BEGIN Records for processing

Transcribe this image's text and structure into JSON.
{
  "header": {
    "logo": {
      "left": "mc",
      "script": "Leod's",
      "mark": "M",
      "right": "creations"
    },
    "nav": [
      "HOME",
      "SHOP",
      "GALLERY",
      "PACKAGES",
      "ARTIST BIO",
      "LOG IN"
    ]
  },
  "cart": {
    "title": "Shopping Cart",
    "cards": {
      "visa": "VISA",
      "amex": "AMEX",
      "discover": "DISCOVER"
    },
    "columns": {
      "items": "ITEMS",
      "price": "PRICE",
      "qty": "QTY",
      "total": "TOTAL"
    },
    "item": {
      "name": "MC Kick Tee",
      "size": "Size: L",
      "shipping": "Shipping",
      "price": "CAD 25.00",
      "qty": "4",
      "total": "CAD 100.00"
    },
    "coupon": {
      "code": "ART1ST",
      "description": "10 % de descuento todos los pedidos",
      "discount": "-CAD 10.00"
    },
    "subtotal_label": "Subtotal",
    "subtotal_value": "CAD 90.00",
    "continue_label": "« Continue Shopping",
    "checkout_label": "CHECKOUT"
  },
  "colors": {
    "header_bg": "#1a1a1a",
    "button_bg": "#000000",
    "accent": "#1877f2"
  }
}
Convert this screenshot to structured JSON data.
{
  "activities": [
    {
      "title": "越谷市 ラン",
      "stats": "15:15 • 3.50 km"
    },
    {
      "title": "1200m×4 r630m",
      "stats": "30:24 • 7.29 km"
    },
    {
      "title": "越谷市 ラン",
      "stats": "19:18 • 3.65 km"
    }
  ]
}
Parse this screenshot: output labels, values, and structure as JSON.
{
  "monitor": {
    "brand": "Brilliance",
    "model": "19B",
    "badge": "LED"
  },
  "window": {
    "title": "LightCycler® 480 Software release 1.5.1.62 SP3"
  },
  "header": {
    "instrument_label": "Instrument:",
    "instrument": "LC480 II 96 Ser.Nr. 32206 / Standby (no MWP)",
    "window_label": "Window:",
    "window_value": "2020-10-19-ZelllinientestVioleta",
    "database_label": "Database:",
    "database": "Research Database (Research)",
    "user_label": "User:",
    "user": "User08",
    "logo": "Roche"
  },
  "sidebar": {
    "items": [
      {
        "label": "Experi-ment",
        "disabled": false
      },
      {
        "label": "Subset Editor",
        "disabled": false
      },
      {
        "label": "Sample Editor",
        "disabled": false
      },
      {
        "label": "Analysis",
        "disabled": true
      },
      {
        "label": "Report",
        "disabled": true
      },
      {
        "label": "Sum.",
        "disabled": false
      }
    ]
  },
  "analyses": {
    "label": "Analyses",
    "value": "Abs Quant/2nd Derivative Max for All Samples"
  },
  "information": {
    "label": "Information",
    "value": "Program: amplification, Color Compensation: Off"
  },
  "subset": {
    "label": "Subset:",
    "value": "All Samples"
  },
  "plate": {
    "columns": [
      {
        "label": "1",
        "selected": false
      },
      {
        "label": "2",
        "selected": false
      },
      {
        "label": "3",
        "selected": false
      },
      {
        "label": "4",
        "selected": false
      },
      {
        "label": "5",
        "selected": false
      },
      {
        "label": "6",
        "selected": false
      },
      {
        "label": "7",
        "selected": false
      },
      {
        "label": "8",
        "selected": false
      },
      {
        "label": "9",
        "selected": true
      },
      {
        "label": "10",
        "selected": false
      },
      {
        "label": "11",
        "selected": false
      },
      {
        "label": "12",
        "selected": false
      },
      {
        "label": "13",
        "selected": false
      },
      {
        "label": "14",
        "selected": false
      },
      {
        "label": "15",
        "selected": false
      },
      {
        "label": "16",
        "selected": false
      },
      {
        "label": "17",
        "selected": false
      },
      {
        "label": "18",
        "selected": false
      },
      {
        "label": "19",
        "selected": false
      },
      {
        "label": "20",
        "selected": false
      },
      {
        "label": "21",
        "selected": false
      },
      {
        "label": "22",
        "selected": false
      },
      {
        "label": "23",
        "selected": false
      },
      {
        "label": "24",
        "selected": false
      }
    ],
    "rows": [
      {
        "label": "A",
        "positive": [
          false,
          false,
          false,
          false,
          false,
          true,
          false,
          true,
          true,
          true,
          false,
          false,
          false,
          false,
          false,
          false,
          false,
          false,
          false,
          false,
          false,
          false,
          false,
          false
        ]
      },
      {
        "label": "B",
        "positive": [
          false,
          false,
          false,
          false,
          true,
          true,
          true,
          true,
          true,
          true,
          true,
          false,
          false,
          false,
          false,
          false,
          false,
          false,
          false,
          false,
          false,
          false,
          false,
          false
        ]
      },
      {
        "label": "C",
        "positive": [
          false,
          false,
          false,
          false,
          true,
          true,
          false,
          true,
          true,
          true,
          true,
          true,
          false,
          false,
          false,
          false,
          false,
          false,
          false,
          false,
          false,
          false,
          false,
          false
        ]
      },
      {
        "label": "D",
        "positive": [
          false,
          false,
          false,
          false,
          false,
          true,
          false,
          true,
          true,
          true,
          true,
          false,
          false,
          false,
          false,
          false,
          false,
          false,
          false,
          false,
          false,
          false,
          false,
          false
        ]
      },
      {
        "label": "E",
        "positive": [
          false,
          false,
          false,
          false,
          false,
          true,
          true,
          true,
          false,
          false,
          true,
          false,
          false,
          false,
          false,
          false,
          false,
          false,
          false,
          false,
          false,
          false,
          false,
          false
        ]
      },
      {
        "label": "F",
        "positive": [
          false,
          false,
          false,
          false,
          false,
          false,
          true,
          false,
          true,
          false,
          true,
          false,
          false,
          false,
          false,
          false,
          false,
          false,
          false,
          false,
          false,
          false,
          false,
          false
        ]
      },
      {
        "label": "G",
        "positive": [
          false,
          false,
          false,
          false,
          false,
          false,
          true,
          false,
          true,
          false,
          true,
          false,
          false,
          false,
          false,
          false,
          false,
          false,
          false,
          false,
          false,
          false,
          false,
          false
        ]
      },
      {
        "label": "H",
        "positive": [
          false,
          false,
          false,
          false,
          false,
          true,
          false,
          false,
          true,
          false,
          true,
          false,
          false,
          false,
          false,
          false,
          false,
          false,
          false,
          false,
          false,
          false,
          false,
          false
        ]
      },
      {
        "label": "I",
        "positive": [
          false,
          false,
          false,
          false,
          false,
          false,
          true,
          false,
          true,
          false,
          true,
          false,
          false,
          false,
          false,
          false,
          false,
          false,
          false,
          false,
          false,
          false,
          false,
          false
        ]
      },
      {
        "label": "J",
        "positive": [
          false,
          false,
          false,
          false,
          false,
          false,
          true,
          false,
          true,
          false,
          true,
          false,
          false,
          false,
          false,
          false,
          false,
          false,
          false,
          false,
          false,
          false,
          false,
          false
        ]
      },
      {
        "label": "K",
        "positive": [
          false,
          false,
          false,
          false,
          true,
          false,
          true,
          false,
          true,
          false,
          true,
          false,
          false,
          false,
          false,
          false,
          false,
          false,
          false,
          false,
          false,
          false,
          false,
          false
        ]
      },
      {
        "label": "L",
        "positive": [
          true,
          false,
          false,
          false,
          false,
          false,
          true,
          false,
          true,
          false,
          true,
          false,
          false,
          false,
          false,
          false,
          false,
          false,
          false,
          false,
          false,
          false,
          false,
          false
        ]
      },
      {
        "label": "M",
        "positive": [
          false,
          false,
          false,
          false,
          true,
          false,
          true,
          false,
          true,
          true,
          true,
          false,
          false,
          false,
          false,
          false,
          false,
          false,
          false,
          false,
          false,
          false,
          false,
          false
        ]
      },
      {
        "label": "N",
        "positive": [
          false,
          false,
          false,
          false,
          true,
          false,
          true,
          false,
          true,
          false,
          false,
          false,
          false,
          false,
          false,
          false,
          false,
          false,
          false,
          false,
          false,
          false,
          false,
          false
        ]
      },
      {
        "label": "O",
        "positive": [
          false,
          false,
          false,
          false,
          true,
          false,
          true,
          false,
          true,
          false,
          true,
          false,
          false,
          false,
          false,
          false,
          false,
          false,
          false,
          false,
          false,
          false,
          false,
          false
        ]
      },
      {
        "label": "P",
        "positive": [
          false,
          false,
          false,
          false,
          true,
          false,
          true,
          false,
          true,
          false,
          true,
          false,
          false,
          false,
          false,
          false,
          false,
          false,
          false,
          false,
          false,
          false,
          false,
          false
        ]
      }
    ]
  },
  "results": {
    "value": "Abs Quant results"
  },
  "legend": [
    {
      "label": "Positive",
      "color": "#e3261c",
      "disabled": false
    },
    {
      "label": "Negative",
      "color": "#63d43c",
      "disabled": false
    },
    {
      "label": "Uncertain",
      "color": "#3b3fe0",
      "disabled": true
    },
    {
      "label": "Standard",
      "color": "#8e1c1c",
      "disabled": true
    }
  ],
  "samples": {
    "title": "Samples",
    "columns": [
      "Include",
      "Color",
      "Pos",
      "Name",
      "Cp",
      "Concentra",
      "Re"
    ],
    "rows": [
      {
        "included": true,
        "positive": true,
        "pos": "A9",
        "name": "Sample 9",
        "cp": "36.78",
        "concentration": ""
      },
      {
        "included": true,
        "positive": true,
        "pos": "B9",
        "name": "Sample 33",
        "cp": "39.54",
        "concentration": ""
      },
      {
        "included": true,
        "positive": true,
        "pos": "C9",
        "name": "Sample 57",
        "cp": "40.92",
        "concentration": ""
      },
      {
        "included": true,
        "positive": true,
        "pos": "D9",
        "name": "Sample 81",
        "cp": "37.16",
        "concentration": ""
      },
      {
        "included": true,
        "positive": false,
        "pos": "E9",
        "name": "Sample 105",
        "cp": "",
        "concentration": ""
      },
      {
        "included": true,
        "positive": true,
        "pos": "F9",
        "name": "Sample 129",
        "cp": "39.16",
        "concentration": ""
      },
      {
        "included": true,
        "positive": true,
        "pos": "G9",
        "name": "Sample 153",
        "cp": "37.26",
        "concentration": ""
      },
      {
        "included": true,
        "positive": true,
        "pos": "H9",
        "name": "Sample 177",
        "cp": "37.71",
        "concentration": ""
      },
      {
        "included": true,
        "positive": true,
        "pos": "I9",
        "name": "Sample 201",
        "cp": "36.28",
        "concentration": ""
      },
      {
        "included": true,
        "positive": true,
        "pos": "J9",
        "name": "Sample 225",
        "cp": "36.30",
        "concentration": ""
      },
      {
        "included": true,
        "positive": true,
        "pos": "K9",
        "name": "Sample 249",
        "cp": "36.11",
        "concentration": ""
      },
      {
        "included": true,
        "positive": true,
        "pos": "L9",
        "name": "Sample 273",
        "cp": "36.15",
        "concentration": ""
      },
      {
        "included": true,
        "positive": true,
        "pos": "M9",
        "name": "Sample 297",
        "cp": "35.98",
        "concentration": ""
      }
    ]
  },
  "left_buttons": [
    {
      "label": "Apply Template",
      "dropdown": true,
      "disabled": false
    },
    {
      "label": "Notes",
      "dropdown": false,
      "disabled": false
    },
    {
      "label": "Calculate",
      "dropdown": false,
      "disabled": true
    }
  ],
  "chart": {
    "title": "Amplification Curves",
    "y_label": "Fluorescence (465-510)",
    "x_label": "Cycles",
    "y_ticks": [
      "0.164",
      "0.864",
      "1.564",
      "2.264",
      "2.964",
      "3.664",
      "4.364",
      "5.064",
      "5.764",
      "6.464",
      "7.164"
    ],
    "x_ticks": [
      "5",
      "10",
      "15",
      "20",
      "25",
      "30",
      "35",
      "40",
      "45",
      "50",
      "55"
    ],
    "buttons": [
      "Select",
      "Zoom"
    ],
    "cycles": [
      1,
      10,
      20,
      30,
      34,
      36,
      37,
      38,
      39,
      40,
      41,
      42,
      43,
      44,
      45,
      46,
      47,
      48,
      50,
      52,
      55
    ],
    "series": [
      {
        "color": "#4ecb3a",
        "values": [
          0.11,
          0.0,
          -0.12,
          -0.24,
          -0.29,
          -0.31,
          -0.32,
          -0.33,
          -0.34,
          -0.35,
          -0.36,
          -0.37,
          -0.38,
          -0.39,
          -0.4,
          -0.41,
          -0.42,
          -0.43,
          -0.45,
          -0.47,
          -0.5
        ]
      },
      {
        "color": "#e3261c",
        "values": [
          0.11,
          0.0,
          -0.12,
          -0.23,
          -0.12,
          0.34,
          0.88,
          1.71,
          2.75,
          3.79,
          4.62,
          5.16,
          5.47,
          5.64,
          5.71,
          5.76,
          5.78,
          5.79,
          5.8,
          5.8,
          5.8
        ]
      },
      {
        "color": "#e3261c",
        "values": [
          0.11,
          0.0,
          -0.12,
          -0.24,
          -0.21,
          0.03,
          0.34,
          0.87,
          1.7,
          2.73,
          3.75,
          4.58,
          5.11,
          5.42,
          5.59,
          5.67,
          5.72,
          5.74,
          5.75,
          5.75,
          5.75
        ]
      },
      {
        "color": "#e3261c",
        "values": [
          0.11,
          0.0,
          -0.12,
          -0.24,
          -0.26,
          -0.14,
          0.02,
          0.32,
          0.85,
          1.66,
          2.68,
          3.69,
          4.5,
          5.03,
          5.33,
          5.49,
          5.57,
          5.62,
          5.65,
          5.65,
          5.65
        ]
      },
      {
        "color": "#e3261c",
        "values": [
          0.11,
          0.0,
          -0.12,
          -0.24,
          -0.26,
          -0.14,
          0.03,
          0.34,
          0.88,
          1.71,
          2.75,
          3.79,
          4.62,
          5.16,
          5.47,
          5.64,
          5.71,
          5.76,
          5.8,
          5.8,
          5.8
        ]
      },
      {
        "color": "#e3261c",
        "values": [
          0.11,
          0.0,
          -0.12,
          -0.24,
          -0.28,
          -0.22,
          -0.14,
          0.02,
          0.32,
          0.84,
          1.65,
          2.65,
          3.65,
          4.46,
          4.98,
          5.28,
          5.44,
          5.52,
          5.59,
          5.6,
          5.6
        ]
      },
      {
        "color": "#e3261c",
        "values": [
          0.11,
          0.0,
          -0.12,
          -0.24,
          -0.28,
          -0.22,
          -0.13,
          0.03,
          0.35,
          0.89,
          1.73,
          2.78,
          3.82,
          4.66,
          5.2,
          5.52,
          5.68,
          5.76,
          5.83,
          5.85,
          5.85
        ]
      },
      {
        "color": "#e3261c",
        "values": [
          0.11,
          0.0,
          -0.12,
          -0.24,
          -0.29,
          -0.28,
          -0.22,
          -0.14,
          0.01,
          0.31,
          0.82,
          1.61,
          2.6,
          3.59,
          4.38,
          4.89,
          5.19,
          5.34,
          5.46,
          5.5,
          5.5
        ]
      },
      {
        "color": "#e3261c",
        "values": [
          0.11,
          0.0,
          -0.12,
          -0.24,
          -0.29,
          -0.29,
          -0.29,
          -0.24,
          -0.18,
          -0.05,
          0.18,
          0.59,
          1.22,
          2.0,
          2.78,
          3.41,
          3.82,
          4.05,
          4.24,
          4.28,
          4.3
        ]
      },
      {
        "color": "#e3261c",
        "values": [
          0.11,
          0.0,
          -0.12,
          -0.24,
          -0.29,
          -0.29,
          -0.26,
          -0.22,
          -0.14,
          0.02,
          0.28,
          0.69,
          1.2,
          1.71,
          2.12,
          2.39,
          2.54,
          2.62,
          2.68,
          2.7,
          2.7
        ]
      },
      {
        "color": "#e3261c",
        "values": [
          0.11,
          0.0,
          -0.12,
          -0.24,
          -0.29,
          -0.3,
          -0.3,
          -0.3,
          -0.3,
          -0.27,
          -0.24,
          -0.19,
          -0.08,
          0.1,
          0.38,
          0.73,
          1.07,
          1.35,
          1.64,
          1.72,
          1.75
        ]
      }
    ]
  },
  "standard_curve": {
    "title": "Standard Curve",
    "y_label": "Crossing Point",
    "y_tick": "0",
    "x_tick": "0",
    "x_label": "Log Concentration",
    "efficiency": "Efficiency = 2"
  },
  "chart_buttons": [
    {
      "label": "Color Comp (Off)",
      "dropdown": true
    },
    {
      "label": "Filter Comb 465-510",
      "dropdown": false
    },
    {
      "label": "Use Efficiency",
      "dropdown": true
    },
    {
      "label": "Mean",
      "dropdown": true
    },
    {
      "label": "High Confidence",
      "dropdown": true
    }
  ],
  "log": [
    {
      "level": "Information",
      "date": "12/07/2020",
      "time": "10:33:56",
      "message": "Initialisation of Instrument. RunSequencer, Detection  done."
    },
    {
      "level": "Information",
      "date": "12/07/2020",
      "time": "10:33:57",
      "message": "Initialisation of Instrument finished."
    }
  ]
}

END Records for processing

Written problem:
Using the data above, copy each line that contains "Initialisation".

Expected answer:
      "message": "Initialisation of Instrument. RunSequencer, Detection  done."
      "message": "Initialisation of Instrument finished."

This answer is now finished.